--- Begin DATA FOR THIS EXERCISE ---

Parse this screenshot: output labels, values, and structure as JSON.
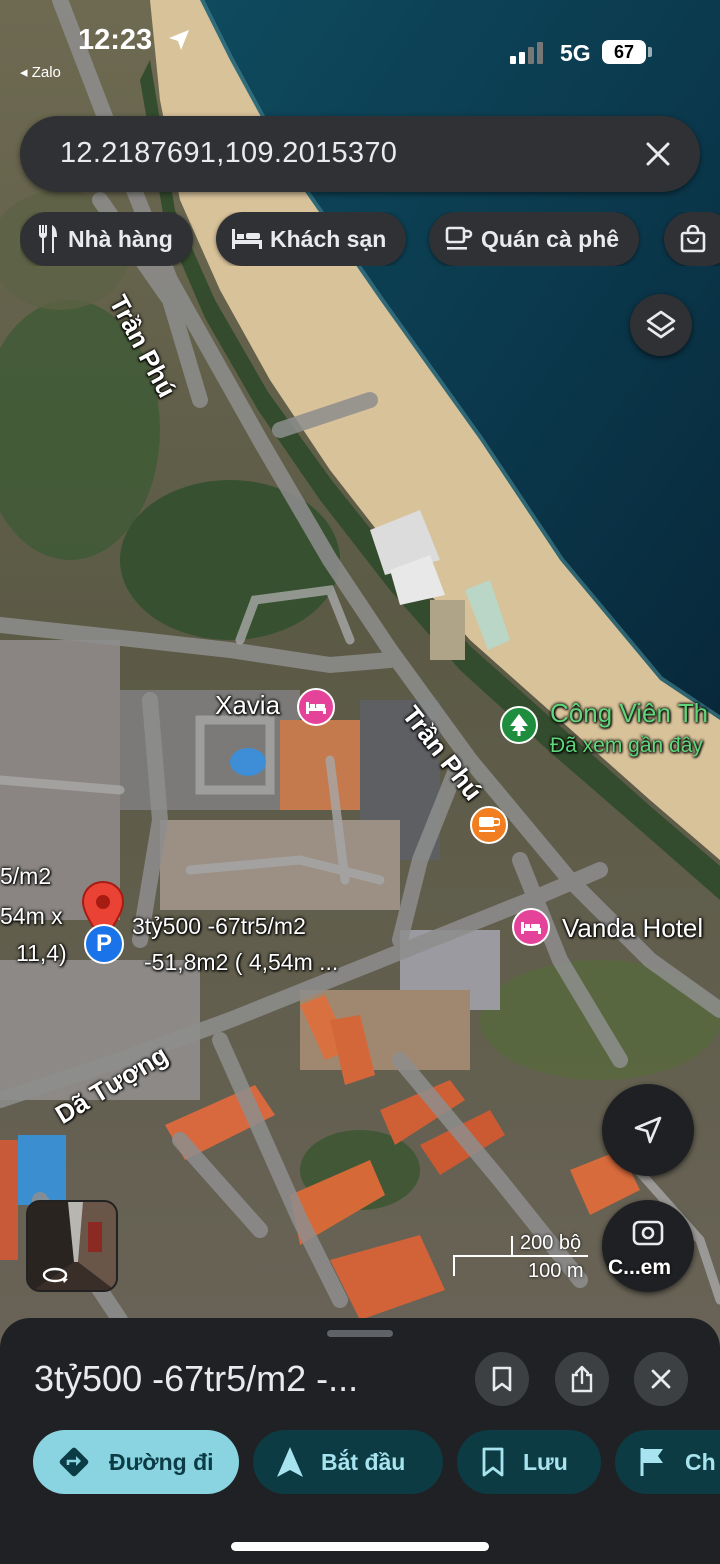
{
  "status_bar": {
    "time": "12:23",
    "back_app": "◂ Zalo",
    "network": "5G",
    "battery": "67"
  },
  "search": {
    "value": "12.2187691,109.2015370"
  },
  "chips": [
    {
      "label": "Nhà hàng",
      "icon": "fork-knife-icon"
    },
    {
      "label": "Khách sạn",
      "icon": "bed-icon"
    },
    {
      "label": "Quán cà phê",
      "icon": "coffee-cup-icon"
    },
    {
      "label": "",
      "icon": "shopping-bag-icon"
    }
  ],
  "map": {
    "roads": {
      "tran_phu_top": "Trần Phú",
      "tran_phu_mid": "Trần Phú",
      "da_tuong": "Dã Tượng"
    },
    "pois": {
      "xavia": "Xavia",
      "park_name": "Công Viên Th",
      "park_sub": "Đã xem gần đây",
      "vanda": "Vanda Hotel"
    },
    "pin": {
      "line1": "3tỷ500 -67tr5/m2",
      "line2": "-51,8m2 ( 4,54m ..."
    },
    "left_cut_label": {
      "line1": "5/m2",
      "line2": "54m x",
      "line3": "11,4)"
    },
    "scale": {
      "feet": "200 bộ",
      "meters": "100 m"
    },
    "lens_label": "C...em",
    "colors": {
      "hotel_pin": "#e5429a",
      "cafe_pin": "#f17f22",
      "park_pin": "#1e8e3e",
      "marker_red": "#ea4335",
      "parking_blue": "#1a73e8"
    }
  },
  "sheet": {
    "title": "3tỷ500 -67tr5/m2 -...",
    "actions": [
      {
        "label": "Đường đi",
        "icon": "directions-icon"
      },
      {
        "label": "Bắt đầu",
        "icon": "navigation-arrow-icon"
      },
      {
        "label": "Lưu",
        "icon": "bookmark-icon"
      },
      {
        "label": "Ch",
        "icon": "flag-icon"
      }
    ]
  }
}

--- End DATA FOR THIS EXERCISE ---

[WHAT IS EXPECTED]: Read the data above and count the lines that include "Trần". Answer only with the count.

[FULL ANSWER]: 2